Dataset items
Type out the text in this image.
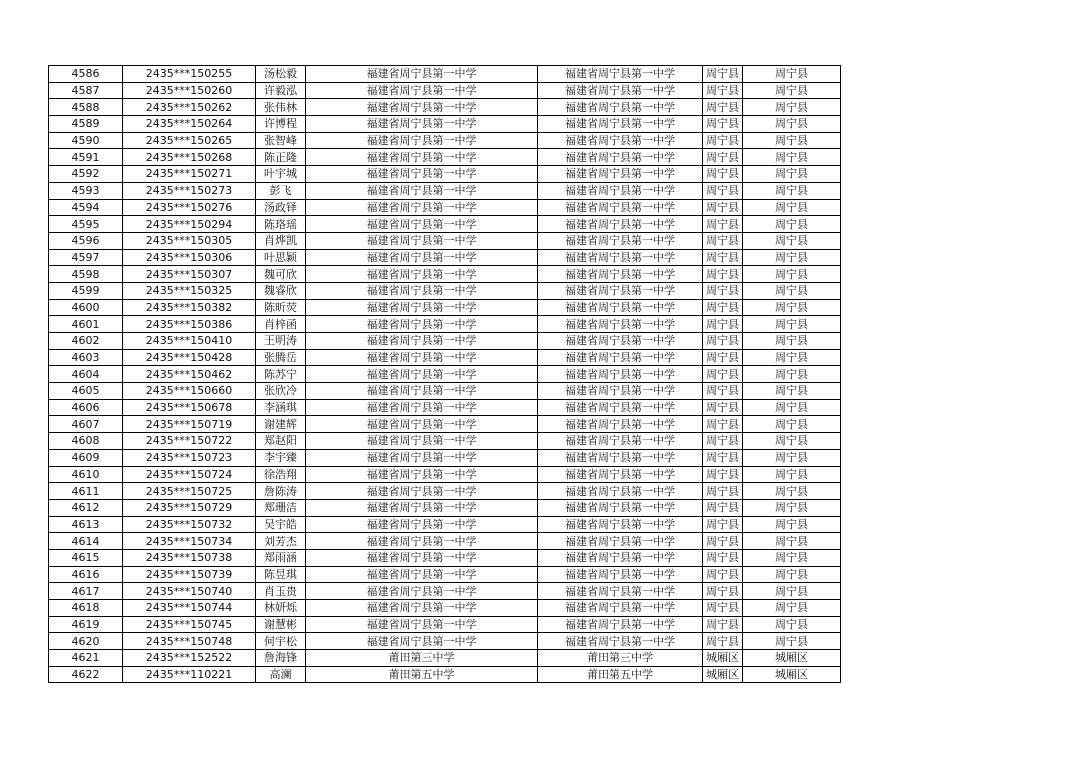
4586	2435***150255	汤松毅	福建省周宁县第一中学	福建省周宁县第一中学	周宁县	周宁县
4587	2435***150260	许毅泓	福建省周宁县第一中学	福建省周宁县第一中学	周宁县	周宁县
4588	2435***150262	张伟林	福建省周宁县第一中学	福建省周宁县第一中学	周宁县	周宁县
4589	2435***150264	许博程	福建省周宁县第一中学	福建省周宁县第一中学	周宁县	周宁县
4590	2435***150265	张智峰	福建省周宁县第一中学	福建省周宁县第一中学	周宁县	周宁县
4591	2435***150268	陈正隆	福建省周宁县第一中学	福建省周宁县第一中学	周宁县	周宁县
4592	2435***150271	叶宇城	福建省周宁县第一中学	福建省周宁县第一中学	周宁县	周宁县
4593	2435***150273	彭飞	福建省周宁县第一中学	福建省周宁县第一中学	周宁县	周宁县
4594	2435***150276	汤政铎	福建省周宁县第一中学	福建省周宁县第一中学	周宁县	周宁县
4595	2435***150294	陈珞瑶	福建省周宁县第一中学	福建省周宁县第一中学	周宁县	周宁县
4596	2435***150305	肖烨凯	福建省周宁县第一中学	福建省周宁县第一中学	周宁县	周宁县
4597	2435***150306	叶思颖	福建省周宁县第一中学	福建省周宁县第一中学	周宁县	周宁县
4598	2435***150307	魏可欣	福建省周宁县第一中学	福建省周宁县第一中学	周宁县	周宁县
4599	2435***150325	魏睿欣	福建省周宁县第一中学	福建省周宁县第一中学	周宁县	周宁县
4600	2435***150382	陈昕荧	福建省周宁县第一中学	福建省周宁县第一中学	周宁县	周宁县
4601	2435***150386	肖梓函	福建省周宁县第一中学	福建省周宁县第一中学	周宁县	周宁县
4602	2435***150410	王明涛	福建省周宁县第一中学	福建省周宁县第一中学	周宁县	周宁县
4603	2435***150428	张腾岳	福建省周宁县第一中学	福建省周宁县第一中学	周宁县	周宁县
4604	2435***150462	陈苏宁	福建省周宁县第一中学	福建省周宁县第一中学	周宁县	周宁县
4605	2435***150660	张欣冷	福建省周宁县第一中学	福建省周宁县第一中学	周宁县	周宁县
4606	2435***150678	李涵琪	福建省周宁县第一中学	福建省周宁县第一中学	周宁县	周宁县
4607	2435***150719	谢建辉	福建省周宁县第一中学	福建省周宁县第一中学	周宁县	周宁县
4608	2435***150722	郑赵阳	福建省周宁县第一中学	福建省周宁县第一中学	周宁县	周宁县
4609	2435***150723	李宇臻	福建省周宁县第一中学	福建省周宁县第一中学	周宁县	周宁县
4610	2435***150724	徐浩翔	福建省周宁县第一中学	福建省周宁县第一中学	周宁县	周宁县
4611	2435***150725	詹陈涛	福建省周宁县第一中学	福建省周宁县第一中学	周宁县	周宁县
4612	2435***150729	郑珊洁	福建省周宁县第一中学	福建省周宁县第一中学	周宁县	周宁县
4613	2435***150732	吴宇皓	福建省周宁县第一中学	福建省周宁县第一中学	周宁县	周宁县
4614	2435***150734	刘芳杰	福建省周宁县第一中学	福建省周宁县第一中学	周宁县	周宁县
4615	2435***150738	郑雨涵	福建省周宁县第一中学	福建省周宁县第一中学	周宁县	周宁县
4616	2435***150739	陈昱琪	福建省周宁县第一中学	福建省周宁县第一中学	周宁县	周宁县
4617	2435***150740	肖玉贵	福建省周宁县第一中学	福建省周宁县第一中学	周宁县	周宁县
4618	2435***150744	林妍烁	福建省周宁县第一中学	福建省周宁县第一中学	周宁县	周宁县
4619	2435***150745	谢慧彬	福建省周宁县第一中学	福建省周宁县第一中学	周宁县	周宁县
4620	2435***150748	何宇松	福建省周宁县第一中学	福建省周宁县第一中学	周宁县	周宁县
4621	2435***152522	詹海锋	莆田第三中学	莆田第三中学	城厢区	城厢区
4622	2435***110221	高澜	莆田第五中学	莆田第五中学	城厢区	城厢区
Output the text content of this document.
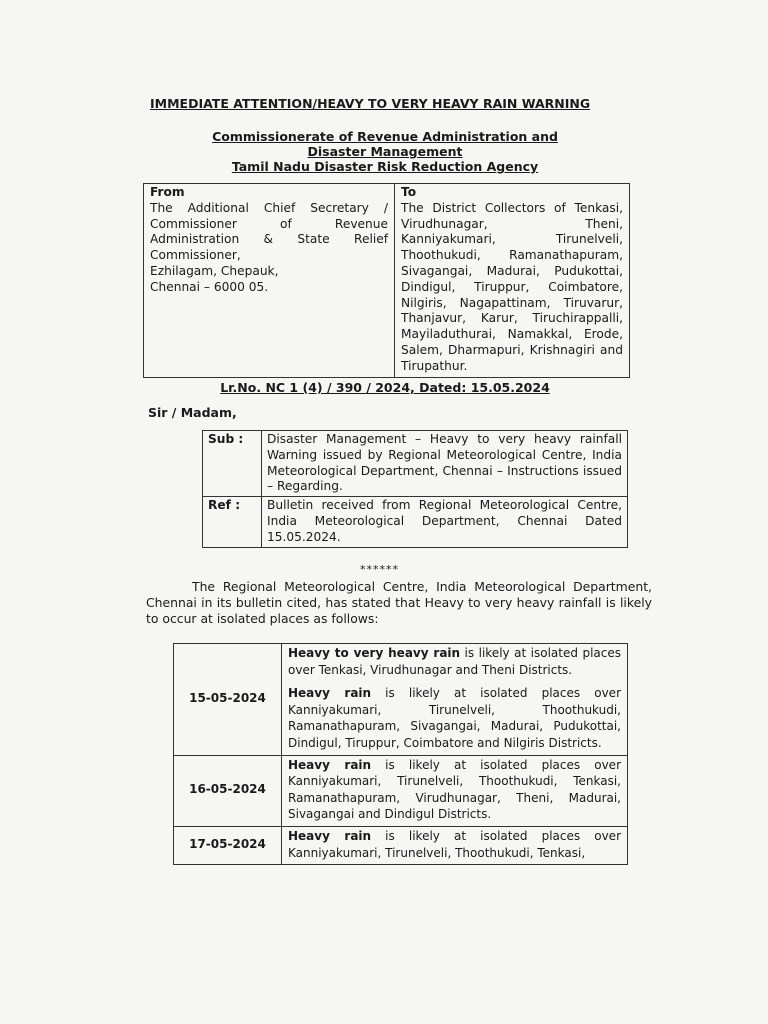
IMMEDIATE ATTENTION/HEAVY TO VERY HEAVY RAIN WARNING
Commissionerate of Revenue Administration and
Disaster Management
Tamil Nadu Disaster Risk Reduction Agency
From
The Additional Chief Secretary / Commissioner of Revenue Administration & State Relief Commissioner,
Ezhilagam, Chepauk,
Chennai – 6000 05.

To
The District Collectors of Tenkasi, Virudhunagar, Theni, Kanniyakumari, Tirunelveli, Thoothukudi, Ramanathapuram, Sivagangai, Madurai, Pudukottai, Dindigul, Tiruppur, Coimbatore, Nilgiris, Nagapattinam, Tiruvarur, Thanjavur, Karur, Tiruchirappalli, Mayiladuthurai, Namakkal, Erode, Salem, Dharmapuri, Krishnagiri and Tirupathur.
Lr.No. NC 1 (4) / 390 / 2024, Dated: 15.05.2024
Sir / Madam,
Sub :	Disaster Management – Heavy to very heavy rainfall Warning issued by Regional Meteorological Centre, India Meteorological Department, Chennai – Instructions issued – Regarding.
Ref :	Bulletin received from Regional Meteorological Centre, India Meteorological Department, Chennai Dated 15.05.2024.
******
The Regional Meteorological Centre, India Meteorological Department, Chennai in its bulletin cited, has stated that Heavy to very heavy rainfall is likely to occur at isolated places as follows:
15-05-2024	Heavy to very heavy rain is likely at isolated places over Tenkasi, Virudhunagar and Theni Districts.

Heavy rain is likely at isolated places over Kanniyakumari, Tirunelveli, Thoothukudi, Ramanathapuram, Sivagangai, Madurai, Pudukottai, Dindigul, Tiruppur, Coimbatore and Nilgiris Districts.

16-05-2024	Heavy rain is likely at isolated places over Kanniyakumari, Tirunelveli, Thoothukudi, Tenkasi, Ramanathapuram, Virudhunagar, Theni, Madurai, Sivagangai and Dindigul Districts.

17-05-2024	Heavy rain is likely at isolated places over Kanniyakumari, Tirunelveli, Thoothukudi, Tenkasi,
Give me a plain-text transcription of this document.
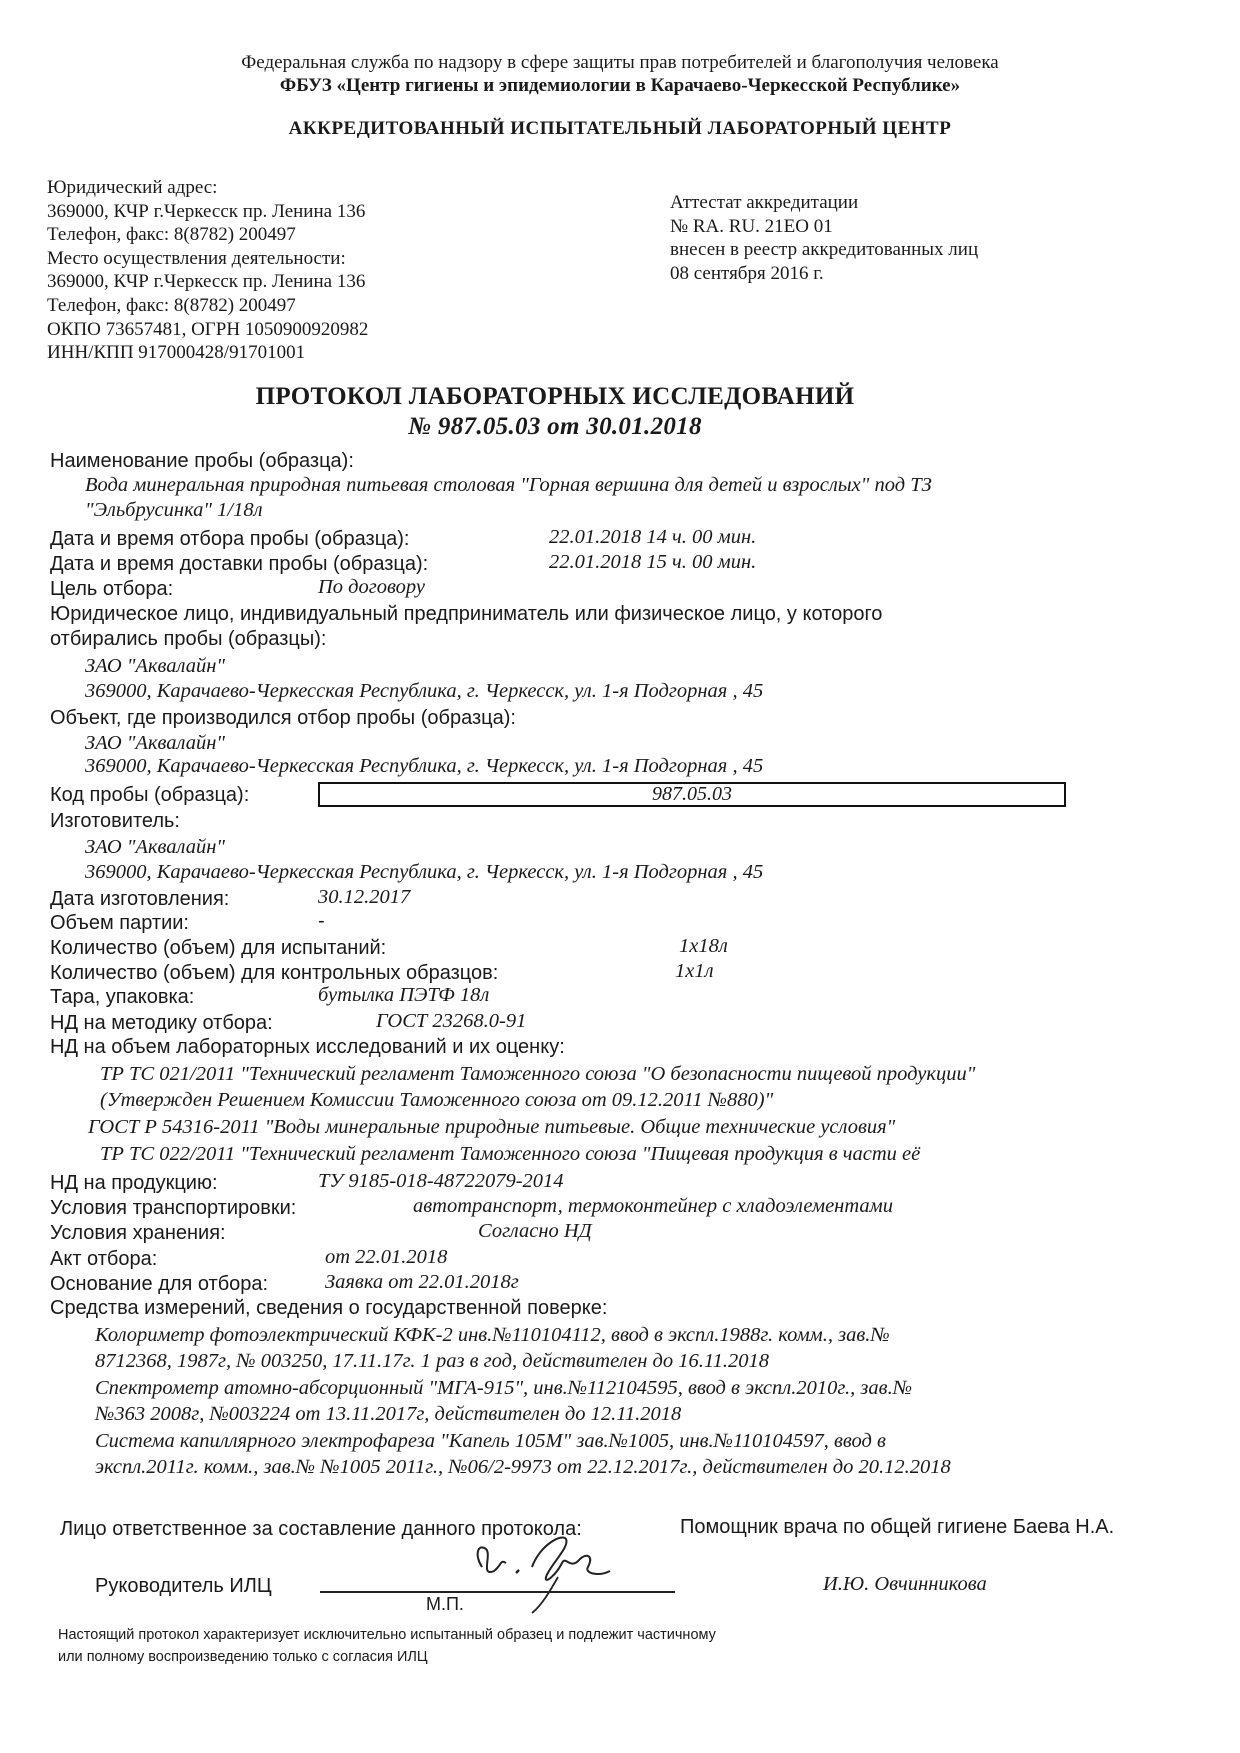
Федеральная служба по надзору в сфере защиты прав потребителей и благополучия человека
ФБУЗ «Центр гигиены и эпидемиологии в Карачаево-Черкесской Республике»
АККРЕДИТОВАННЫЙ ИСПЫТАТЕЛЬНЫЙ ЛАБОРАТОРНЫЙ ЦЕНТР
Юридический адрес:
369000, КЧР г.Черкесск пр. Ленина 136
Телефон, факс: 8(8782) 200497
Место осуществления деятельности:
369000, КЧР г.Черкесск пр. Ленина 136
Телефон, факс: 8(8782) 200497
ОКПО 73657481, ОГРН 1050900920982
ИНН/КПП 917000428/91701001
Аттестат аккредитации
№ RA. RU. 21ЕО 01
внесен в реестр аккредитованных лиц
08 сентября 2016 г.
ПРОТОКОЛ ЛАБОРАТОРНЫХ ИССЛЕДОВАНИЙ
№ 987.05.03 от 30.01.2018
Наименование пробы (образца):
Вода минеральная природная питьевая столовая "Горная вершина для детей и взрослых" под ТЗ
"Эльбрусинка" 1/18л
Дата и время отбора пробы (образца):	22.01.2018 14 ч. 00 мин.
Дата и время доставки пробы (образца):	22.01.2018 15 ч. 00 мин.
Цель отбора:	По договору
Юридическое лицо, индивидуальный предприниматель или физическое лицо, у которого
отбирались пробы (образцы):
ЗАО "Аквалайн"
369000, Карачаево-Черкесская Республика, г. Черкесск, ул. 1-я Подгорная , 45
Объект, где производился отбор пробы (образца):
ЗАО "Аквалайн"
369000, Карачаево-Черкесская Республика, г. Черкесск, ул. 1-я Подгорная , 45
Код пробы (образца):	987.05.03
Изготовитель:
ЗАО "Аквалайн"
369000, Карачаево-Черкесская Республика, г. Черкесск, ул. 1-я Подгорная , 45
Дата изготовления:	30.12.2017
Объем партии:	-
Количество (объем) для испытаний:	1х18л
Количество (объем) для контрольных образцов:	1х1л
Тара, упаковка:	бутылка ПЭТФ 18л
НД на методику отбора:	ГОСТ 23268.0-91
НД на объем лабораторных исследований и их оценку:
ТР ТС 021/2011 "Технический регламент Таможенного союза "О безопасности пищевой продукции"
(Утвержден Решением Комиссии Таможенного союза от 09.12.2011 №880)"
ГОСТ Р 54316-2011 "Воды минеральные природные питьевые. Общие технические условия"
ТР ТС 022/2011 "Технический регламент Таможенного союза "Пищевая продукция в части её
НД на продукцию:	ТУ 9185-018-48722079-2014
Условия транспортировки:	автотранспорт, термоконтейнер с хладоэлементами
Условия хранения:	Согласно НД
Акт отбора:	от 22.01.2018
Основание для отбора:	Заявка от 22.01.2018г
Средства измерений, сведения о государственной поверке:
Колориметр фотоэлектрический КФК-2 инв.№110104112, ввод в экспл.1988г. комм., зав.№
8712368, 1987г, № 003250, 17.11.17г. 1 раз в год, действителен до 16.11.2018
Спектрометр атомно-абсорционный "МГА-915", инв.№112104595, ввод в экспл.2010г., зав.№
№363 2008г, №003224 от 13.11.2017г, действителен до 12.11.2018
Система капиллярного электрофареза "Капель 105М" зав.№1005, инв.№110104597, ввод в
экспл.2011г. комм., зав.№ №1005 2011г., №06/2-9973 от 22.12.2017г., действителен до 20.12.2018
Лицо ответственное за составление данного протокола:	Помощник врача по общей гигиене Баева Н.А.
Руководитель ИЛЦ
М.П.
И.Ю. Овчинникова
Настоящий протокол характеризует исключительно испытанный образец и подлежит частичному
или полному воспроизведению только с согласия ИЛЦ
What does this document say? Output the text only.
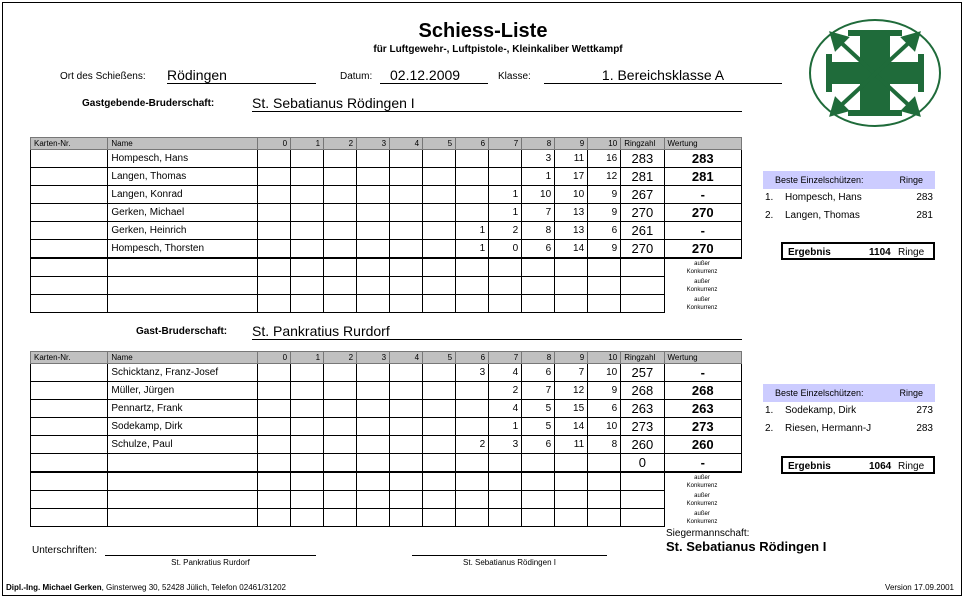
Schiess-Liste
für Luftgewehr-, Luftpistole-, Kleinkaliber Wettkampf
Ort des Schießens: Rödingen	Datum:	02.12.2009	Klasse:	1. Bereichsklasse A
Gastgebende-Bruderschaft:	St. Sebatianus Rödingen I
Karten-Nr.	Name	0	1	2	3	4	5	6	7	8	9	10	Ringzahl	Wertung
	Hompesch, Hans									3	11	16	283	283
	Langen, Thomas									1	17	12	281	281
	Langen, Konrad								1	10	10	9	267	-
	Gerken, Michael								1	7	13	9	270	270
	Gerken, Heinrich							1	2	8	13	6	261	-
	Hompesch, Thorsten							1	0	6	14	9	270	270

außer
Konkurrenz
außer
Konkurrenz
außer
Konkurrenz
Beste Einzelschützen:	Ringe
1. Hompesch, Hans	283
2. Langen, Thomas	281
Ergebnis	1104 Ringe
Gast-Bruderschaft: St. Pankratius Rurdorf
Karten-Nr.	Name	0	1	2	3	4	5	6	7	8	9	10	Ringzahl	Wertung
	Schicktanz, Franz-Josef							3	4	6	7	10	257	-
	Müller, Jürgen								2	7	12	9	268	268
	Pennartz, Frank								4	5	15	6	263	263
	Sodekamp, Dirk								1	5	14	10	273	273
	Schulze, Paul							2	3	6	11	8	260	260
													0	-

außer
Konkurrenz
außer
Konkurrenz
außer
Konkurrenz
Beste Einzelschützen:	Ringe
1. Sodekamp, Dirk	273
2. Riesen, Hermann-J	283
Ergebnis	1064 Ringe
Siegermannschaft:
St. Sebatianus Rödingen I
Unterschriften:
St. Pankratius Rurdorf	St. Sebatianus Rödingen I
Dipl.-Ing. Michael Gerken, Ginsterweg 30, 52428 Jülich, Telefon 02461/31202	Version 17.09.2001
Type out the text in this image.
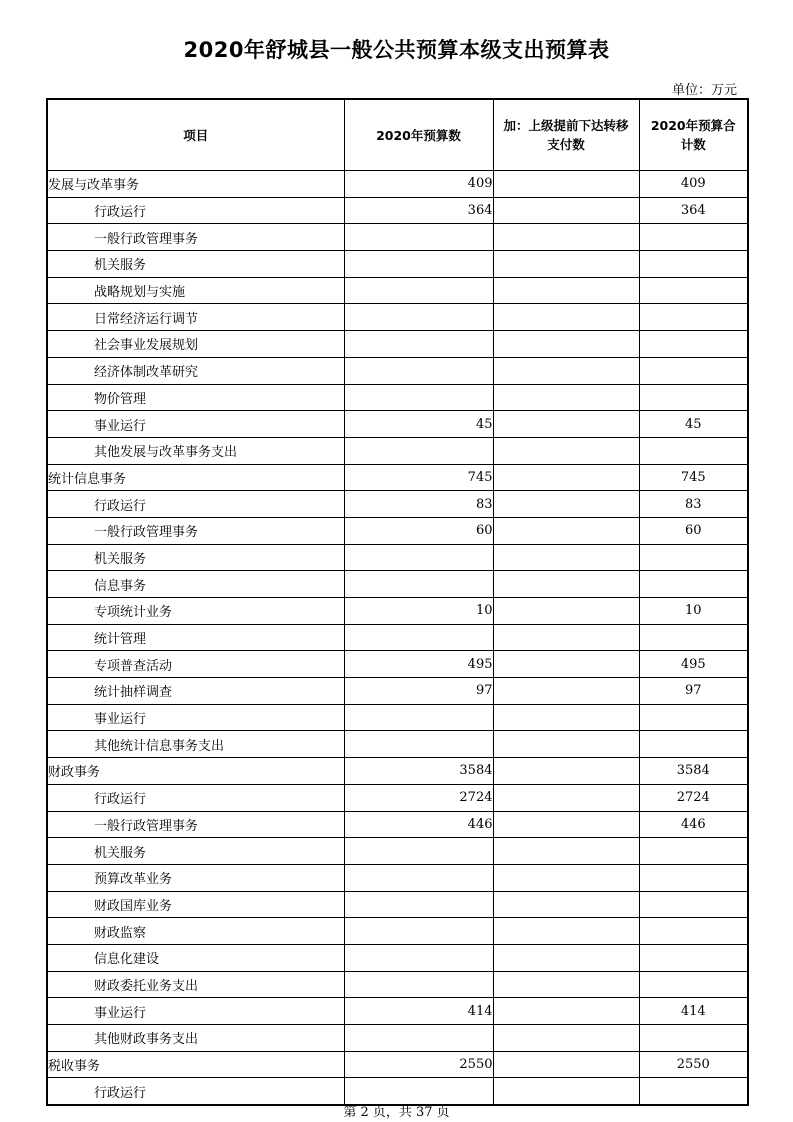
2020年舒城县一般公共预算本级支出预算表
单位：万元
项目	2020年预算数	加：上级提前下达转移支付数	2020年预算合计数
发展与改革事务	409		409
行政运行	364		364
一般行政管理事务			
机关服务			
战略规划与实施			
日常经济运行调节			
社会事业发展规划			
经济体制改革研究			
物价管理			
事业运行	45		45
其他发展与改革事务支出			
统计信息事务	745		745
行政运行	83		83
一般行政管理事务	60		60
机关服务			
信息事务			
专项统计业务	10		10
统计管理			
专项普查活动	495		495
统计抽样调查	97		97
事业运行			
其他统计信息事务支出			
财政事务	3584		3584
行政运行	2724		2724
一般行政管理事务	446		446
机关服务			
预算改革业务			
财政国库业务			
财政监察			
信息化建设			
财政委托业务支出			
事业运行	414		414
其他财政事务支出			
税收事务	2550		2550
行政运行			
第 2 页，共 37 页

> _Your goal_: Isolate each line of the listing above that includes "Tiruppur". Copy it.

> _The result_:
The District Collectors of Tenkasi, Virudhunagar, Theni, Kanniyakumari, Tirunelveli, Thoothukudi, Ramanathapuram, Sivagangai, Madurai, Pudukottai, Dindigul, Tiruppur, Coimbatore, Nilgiris, Nagapattinam, Tiruvarur, Thanjavur, Karur, Tiruchirappalli, Mayiladuthurai, Namakkal, Erode, Salem, Dharmapuri, Krishnagiri and Tirupathur.
Heavy rain is likely at isolated places over Kanniyakumari, Tirunelveli, Thoothukudi, Ramanathapuram, Sivagangai, Madurai, Pudukottai, Dindigul, Tiruppur, Coimbatore and Nilgiris Districts.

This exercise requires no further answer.